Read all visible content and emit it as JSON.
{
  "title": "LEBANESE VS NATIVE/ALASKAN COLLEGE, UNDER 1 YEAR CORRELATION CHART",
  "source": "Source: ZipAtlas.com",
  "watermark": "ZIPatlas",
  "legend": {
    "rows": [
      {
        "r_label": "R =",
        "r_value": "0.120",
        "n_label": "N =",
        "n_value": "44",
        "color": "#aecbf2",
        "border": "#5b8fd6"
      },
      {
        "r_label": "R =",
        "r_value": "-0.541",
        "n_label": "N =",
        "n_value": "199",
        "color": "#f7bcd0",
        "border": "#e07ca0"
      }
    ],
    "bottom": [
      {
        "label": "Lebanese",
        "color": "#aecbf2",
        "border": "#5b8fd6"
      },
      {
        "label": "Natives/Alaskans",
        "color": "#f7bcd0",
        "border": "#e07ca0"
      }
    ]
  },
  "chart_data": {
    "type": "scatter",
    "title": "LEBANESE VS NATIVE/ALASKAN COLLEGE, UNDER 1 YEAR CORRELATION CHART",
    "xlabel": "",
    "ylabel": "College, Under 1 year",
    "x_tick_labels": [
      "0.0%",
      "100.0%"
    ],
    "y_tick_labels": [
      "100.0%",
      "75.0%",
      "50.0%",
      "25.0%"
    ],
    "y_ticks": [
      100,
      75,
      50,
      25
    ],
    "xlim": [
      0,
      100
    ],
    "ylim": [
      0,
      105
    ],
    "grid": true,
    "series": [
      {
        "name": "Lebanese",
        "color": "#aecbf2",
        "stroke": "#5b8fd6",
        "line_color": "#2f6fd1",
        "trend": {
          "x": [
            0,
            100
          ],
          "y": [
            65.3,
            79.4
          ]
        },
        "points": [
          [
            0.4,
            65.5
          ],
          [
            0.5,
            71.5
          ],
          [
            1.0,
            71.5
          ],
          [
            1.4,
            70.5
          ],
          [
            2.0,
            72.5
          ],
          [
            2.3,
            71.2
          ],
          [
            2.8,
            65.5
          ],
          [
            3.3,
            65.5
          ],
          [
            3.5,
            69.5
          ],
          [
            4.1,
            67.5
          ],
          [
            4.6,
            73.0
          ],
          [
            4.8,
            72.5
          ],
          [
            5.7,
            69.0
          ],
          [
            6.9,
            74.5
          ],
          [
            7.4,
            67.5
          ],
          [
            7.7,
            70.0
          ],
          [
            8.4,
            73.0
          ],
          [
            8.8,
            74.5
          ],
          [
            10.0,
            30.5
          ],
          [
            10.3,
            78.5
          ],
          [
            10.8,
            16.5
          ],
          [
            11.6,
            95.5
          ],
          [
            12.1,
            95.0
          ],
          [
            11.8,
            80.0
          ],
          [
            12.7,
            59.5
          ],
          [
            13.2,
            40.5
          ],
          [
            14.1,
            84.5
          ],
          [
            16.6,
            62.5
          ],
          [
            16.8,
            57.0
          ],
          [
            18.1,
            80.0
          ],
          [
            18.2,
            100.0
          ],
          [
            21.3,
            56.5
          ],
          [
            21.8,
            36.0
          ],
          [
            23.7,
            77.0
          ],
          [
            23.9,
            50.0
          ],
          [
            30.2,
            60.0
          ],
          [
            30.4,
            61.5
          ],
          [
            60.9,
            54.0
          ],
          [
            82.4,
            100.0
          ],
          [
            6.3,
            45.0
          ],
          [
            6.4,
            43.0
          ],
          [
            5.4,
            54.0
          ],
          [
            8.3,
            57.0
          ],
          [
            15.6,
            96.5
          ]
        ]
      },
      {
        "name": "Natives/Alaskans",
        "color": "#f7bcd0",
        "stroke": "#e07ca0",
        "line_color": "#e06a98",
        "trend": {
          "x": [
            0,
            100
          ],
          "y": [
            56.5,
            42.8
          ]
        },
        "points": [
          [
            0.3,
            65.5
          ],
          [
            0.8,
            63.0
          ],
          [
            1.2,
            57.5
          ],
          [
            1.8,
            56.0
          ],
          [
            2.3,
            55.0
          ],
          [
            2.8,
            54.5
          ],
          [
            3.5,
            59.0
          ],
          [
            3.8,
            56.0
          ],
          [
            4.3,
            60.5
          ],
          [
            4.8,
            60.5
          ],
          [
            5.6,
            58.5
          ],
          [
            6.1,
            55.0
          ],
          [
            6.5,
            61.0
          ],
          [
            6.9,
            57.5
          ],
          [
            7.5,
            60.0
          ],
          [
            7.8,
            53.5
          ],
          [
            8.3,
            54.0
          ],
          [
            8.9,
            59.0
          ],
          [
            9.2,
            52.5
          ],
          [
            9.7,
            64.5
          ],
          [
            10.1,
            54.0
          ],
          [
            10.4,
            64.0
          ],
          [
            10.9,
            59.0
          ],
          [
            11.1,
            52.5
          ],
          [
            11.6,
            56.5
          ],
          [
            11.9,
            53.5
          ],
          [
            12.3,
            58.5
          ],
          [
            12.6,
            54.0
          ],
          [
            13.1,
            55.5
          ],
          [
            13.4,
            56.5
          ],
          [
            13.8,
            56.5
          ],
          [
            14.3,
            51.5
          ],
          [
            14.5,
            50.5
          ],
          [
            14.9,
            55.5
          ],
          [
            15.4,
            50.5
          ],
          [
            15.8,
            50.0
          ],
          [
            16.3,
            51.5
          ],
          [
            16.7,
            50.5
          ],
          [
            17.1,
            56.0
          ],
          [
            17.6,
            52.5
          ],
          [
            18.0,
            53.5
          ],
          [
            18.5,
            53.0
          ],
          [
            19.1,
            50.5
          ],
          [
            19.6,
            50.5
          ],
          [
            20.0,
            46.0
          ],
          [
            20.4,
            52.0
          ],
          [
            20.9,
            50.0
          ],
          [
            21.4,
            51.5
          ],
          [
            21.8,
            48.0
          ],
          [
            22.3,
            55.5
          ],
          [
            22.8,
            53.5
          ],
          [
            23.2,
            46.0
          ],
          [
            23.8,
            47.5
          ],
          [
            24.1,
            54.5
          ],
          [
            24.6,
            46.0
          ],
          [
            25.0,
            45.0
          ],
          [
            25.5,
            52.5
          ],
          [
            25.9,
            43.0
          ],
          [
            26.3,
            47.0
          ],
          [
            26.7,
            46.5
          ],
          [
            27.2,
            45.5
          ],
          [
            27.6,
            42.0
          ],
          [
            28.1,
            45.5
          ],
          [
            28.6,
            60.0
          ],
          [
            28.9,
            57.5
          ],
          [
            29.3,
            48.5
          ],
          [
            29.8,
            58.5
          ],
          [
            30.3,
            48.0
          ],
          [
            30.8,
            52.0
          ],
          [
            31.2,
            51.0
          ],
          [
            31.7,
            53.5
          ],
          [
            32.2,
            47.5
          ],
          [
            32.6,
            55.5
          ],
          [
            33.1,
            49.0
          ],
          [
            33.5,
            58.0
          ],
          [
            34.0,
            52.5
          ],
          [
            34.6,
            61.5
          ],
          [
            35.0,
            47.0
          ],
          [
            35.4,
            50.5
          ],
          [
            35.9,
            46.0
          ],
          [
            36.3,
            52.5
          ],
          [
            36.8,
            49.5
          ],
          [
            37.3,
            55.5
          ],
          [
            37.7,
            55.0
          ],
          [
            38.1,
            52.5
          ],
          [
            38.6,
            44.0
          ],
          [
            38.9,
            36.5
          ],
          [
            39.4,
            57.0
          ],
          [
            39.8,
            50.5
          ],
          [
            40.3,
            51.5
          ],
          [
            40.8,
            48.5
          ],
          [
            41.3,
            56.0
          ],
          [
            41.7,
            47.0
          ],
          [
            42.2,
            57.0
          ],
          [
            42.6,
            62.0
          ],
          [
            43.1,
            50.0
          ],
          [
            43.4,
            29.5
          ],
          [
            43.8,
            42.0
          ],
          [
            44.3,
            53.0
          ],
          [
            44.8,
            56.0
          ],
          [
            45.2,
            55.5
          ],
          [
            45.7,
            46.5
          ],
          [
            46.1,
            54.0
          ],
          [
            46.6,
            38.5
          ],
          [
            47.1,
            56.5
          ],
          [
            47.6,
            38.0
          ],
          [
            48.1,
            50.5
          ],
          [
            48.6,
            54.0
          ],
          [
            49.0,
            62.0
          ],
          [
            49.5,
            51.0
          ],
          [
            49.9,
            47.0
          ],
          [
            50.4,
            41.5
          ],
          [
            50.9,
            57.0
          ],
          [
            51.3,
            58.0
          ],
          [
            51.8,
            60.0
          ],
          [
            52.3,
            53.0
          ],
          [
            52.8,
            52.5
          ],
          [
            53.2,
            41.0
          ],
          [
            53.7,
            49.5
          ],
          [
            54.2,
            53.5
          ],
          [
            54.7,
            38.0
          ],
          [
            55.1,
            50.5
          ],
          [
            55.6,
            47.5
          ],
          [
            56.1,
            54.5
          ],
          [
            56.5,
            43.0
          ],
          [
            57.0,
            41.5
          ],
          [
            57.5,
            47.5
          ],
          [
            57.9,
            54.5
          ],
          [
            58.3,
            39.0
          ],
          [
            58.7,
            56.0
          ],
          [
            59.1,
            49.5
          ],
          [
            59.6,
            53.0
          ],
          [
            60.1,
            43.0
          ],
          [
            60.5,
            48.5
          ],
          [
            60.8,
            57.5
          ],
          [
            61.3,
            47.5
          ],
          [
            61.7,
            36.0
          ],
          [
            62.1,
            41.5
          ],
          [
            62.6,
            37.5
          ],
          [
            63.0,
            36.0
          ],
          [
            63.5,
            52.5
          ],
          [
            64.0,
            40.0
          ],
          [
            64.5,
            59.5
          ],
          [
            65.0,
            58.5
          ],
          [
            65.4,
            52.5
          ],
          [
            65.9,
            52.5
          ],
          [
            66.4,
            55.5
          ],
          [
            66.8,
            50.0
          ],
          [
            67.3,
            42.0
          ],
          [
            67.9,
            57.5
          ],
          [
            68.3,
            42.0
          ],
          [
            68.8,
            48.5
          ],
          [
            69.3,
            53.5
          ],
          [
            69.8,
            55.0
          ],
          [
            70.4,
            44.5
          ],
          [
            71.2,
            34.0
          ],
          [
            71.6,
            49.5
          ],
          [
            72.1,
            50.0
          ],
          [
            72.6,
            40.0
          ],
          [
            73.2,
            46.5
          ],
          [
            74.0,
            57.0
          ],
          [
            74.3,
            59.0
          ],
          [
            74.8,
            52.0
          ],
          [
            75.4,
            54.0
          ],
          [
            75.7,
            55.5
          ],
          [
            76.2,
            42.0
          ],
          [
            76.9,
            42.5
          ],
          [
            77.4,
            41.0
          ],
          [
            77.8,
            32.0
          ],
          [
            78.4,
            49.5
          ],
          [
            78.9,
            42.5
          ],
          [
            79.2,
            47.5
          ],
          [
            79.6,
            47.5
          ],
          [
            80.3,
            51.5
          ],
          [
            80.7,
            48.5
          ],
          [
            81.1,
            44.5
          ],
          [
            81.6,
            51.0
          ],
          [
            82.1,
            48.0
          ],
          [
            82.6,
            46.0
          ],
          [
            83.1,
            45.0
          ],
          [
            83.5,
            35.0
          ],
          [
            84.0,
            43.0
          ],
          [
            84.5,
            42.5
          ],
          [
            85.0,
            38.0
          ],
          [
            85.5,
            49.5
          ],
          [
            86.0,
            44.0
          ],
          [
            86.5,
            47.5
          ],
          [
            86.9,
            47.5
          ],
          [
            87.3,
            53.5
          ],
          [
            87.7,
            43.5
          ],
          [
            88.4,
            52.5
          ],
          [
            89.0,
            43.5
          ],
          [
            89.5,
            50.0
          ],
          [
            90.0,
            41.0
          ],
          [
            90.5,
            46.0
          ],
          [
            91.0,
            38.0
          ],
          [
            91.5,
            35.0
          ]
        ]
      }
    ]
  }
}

################

THE PROBLEM: Take every line containing the word "Natives" and copy it.

EXERCISE ANSWER:
        "label": "Natives/Alaskans",
        "name": "Natives/Alaskans",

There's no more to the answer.